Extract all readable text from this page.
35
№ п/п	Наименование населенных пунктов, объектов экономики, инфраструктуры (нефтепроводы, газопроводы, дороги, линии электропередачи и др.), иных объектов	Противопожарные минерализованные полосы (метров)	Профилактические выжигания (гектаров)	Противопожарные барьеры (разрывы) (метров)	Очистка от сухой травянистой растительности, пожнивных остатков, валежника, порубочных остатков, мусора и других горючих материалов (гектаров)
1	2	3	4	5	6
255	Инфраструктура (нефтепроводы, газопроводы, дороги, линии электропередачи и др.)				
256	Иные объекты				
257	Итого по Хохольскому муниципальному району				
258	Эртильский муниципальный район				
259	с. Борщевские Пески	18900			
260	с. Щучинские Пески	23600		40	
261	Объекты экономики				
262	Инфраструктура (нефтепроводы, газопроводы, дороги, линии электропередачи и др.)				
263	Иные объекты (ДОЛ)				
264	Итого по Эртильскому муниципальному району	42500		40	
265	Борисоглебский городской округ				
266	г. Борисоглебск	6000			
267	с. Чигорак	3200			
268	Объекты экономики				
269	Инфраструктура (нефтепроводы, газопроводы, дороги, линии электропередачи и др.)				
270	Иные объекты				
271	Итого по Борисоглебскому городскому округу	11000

══════════

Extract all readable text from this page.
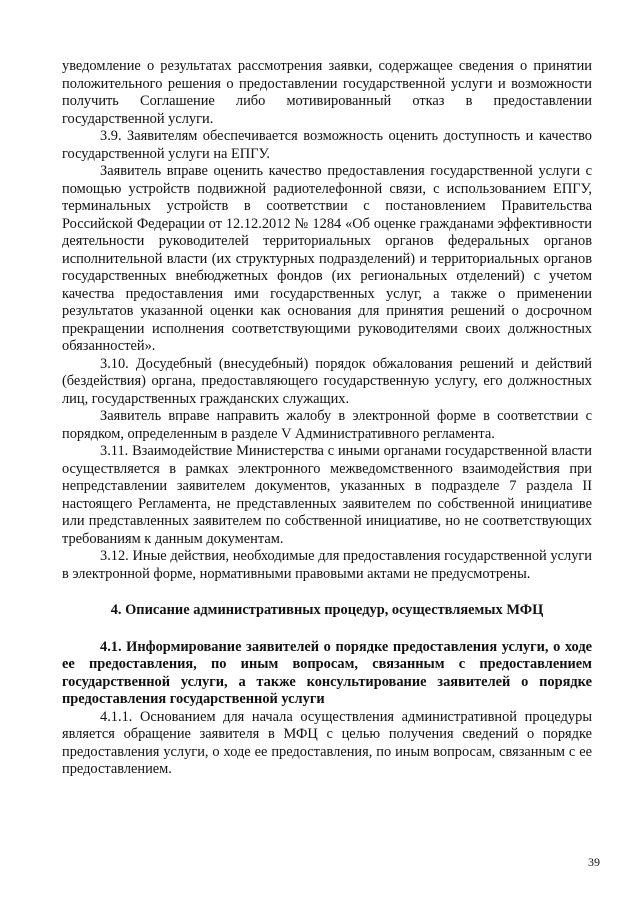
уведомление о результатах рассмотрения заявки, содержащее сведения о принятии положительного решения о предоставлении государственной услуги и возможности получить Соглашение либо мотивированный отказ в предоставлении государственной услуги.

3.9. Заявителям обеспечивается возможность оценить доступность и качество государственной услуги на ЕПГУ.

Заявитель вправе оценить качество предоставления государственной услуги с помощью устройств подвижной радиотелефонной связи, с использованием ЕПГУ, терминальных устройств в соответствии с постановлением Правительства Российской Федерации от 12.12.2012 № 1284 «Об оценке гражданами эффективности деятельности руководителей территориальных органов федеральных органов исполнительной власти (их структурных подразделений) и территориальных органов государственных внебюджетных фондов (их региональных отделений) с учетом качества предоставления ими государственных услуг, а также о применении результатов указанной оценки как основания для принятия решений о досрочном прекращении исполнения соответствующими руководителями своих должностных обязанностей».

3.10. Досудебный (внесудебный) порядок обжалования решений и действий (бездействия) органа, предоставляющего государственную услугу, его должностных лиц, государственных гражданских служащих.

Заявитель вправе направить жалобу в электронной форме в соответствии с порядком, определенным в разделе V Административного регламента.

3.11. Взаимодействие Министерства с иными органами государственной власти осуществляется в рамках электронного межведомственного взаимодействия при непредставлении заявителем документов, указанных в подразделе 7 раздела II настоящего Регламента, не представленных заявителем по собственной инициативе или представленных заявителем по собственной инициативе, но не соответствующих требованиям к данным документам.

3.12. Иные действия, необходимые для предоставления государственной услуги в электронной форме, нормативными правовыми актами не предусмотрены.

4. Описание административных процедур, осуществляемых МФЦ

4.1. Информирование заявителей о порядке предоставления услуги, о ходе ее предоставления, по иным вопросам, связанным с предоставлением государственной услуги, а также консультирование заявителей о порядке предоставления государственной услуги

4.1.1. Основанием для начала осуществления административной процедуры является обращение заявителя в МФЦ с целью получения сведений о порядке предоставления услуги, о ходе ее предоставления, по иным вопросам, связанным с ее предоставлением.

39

══════════

* _Job_:
Go through the records and pull out each line that includes the word "муниципальному".

* _Correct output_:
257	Итого по Хохольскому муниципальному району				
264	Итого по Эртильскому муниципальному району	42500		40	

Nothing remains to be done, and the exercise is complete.